Task objective :: Scan the material and copy every line in which "Sports" appears.

Records for this task ::
════════════════

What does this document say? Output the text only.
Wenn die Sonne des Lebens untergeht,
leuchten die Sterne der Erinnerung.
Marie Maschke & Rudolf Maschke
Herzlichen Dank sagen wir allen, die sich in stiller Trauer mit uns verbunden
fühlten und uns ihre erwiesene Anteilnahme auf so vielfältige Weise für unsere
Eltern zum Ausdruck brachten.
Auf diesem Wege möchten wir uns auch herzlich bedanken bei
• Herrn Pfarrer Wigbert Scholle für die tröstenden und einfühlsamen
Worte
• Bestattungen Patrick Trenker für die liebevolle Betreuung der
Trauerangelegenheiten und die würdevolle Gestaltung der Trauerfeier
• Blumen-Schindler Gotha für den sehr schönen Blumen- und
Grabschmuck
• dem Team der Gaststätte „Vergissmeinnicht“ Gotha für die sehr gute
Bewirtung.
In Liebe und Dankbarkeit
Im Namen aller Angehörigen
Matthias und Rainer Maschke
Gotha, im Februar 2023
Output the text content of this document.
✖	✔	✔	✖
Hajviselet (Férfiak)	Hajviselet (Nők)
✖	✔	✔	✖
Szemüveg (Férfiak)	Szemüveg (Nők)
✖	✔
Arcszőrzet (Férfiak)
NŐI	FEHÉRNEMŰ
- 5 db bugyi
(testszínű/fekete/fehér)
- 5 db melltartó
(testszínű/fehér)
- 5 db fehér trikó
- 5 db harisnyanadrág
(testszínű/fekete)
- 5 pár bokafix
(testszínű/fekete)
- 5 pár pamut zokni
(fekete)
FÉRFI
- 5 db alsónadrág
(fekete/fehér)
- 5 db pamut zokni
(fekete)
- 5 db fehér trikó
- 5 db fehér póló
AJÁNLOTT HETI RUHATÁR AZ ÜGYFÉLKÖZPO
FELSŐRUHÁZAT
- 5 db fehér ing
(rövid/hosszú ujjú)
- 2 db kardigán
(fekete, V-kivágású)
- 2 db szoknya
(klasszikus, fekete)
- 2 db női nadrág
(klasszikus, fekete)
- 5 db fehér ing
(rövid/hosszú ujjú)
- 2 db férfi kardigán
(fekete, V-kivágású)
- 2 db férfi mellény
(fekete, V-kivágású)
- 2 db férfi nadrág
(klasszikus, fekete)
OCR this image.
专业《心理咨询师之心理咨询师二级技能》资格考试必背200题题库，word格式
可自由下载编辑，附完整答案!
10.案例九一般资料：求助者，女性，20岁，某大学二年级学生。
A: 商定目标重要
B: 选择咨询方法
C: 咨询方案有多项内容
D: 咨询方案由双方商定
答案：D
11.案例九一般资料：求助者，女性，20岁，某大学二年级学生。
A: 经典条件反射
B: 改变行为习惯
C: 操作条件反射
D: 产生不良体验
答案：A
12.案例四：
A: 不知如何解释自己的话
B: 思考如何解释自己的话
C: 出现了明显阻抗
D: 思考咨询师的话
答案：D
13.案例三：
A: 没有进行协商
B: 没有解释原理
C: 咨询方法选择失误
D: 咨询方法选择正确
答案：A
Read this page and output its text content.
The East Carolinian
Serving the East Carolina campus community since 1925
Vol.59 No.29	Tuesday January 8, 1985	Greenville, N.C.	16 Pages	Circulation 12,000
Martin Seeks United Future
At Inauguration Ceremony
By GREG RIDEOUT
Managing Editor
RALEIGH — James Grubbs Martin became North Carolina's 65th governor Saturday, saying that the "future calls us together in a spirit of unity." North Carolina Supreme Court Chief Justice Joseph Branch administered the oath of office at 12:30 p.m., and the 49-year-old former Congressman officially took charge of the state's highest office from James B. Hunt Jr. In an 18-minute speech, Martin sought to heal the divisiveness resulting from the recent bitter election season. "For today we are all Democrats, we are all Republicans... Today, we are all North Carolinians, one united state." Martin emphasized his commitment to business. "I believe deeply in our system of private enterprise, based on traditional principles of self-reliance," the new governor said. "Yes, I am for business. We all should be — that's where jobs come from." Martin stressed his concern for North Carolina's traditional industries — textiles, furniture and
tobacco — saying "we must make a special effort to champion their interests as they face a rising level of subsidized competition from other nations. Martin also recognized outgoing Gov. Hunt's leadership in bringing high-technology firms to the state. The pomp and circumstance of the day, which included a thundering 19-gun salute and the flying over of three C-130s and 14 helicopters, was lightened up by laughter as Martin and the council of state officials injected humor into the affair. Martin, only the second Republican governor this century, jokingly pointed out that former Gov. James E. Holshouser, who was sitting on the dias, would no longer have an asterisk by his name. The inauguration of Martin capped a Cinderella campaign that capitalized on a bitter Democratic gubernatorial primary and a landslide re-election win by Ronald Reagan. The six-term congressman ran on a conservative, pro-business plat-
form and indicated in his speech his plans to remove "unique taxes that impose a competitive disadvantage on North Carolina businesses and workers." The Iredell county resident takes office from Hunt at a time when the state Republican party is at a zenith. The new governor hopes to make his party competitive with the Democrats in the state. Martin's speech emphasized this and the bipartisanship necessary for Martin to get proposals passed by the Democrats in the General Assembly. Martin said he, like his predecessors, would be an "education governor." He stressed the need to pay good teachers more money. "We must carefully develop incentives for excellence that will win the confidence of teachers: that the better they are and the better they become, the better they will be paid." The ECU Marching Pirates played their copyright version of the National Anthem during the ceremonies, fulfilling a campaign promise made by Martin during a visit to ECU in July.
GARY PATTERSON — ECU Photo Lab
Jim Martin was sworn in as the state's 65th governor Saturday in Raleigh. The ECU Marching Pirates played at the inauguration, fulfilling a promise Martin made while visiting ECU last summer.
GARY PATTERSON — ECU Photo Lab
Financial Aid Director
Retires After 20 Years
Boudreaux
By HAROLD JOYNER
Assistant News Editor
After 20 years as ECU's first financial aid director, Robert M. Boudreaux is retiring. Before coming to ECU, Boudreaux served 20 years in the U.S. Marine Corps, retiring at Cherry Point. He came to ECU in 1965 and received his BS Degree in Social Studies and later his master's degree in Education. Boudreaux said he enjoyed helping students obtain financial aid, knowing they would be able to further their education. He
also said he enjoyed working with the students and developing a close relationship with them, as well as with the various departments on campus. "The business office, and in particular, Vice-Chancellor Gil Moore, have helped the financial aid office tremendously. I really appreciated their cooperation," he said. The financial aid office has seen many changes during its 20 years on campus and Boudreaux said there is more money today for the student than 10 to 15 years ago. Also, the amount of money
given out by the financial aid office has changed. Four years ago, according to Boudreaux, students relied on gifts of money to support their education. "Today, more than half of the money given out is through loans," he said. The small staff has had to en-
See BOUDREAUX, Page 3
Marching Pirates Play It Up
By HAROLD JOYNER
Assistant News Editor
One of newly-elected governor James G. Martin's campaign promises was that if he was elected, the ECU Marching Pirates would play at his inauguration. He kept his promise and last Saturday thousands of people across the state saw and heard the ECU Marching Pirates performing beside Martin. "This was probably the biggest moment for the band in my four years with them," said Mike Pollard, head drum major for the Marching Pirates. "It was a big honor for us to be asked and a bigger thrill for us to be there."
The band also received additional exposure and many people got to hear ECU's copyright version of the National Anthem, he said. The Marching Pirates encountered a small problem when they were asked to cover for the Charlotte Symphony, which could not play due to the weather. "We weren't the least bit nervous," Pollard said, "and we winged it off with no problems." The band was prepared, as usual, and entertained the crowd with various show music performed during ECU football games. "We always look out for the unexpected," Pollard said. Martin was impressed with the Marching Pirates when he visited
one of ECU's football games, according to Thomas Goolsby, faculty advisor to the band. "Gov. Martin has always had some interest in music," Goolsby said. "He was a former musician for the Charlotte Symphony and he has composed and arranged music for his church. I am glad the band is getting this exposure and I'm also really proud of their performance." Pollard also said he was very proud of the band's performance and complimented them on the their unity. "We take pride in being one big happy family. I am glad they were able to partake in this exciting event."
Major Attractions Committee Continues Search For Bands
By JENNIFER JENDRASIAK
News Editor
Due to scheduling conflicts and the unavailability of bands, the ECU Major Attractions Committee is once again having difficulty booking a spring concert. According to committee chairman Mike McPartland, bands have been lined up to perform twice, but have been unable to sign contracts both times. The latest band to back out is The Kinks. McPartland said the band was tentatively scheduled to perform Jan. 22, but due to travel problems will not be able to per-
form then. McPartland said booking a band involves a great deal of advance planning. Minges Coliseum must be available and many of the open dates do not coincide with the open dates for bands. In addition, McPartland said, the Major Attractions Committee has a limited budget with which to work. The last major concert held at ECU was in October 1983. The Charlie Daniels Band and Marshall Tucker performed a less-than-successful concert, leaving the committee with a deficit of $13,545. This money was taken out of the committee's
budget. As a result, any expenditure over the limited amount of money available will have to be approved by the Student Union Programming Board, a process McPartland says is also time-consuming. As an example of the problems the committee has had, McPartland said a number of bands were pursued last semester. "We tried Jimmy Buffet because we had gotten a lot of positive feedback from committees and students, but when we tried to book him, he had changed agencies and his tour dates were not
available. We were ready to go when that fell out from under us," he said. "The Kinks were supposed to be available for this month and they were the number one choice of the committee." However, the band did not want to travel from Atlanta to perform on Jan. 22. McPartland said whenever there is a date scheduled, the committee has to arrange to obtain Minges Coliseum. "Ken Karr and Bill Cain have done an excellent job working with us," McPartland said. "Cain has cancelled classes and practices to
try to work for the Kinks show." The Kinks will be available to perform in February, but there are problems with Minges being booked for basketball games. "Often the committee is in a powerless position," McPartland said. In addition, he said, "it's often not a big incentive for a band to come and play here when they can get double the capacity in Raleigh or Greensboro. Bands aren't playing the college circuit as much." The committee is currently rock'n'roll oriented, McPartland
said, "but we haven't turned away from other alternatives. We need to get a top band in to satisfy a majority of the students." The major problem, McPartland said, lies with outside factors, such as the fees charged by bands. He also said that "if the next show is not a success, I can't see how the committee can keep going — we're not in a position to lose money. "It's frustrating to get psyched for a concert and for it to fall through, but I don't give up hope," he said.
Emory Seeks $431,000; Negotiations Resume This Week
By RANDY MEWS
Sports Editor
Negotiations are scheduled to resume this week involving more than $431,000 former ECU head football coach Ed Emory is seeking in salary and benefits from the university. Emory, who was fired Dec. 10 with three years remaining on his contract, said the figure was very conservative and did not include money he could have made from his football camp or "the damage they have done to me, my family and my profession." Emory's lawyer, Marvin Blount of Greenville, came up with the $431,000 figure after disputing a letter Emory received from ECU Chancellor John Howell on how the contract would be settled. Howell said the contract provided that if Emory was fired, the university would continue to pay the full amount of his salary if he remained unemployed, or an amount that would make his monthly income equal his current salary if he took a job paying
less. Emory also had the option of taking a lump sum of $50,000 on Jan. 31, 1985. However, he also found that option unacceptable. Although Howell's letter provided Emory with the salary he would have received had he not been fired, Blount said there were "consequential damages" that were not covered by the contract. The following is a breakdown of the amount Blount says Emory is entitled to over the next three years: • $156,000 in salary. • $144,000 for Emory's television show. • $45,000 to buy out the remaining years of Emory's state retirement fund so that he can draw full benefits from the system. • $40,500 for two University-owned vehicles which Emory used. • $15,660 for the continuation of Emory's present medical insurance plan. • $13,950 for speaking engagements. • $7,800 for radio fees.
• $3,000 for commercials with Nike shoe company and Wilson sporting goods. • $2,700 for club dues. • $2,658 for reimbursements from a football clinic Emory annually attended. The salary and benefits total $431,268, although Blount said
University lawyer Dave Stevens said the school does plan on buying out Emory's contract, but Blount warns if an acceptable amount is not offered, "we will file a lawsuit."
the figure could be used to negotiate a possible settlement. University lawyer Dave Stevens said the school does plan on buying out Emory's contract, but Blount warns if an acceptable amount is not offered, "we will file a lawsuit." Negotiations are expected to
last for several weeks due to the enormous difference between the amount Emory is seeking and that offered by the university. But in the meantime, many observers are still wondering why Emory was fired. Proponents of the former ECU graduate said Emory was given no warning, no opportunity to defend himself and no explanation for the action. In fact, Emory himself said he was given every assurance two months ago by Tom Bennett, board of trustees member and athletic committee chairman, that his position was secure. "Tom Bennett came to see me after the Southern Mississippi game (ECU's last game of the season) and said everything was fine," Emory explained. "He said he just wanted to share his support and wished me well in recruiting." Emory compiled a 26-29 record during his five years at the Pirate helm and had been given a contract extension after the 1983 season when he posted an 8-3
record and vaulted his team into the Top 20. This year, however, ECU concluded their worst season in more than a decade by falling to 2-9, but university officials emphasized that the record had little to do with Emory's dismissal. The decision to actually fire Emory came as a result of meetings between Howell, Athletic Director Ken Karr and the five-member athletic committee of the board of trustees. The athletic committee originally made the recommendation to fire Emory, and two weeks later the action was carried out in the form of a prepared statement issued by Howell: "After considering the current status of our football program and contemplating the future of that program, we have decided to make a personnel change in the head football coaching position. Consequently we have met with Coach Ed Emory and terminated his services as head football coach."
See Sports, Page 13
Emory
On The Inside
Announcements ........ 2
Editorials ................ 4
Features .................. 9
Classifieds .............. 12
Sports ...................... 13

════════════════

The output ::
Sports Editor
See Sports, Page 13
Sports ...................... 13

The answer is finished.